Been thinking about Walter Hill a lot lately…for three reasons:
He’ll soon be releasing his first feature in 11 YEARS, with Bullet to the Head, the Stallone-starring adaptation of the Alexis Nolent French graphic novel. Trailer here.
The recent death of Tony Scott — not ‘cos they’re related in any direct way, other than the fact they’ve both done stylish action films. I’m thinking more about it in terms of the seemingly sudden “championing” of a filmmaker whose work has more often than not been denigrated in the critical sphere. Why wasn’t anyone giving Scott all this big love when he was around? How this connects to Hill: the guy turned 70 this year, and though I’d like to think he’ll be around for another a few years making movies, the reality is he isn’t getting any younger and he could be gone tomorrow. I don’t really want to compare their successes – Scott easily comes up top for box office, and is the more influential of the two – but there’s something undeniably humbling when you look at Hill’s overall career as a craftsman and the lack of notice he’s received, whether it’s due to poor B.O. performance and critical reception, or how the kind of old-fashioned movies he was making in the later part of his career have been out of step with a modern audience, whatever that may be.
The Expendables 2 — there’s all this nostalgia for ageing action stars, what about ageing action directors? Hill may be the only director of his generation – of his “type” – still around. When I say “type”, I’m thinking those from the old school-of-hard-knocks crowd like Sam Peckinpah, Sam Fuller, Don Siegel – directors with distinctly hard-nosed sensibilities who made tough, gritty, rough-hewn, lived-in, masculine films. They’re a rare breed these days.
All of this is to say, yes, I believe Walter Hill to be one of the most underrated directors around. Why? One frustratingly uneven career. In his first decade, Hill delivered with one killer film after another that marked his taut, lean approach to action: Hard Times, The Warriors, The Driver, The Long Riders, Southern Comfort, 48 Hrs. They’re all widely considered cult favourites/classics/masterpieces etc. And no talk of Hill should ever go without mentioning that he also produced/co-wrote Alien. After that, everyone seems to differ where they stand on Hill, although – with the exception of Another 48 Hrs. in 1990 – it’s clear he was box office poison. But while his post-mid-’80s features* have all been flawed, there’s enough GOOD in them to engage and warrant second/third looks and reappraisals (maybe a while until I get to Brewster’s Millions and Supernova though, the latter at least in its current Francis Ford Coppola-re-edited form…).

RECORDED DATA:
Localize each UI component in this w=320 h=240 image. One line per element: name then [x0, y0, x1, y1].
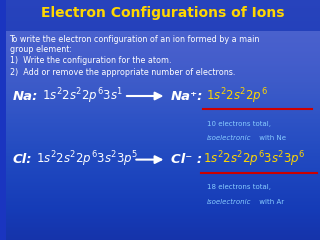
Text: 18 electrons total,: 18 electrons total,: [207, 184, 271, 190]
Text: with Ne: with Ne: [257, 135, 286, 141]
Text: Cl⁻ :: Cl⁻ :: [171, 153, 202, 166]
Text: Cl:: Cl:: [13, 153, 32, 166]
Bar: [6, 0, 320, 31]
Text: Electron Configurations of Ions: Electron Configurations of Ions: [42, 6, 285, 20]
Text: Na:: Na:: [13, 90, 38, 102]
Text: $1s^{2}2s^{2}2p^{6}3s^{2}3p^{5}$: $1s^{2}2s^{2}2p^{6}3s^{2}3p^{5}$: [36, 150, 139, 169]
Text: $1s^{2}2s^{2}2p^{6}3s^{2}3p^{6}$: $1s^{2}2s^{2}2p^{6}3s^{2}3p^{6}$: [203, 150, 306, 169]
Text: 1)  Write the configuration for the atom.: 1) Write the configuration for the atom.: [10, 56, 171, 66]
Text: isoelectronic: isoelectronic: [207, 135, 252, 141]
Text: To write the electron configuration of an ion formed by a main
group element:: To write the electron configuration of a…: [10, 35, 260, 54]
Text: Na⁺:: Na⁺:: [171, 90, 204, 102]
Text: 2)  Add or remove the appropriate number of electrons.: 2) Add or remove the appropriate number …: [10, 68, 235, 77]
Text: $1s^{2}2s^{2}2p^{6}3s^{1}$: $1s^{2}2s^{2}2p^{6}3s^{1}$: [43, 86, 124, 106]
Text: 10 electrons total,: 10 electrons total,: [207, 121, 271, 127]
Text: with Ar: with Ar: [257, 199, 284, 205]
Text: isoelectronic: isoelectronic: [207, 199, 252, 205]
Text: $1s^{2}2s^{2}2p^{6}$: $1s^{2}2s^{2}2p^{6}$: [205, 86, 267, 106]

SET TASK A: What age did Walter Hill reach this year, according to the Walter Hill post?
SET TASK B: What would a two-sentence summary of the Walter Hill post say?

RESULT A: He turned 70.

RESULT B: The writer has been thinking about Walter Hill for three reasons: his upcoming first feature in 11 years, Bullet to the Head; the recent death of Tony Scott; and the nostalgia for aging action stars around The Expendables 2. The writer calls Hill one of the most underrated directors because of an uneven career, with a first decade of strong films such as The Warriors and 48 Hrs. followed by flawed later features that still have enough good in them to warrant reappraisal.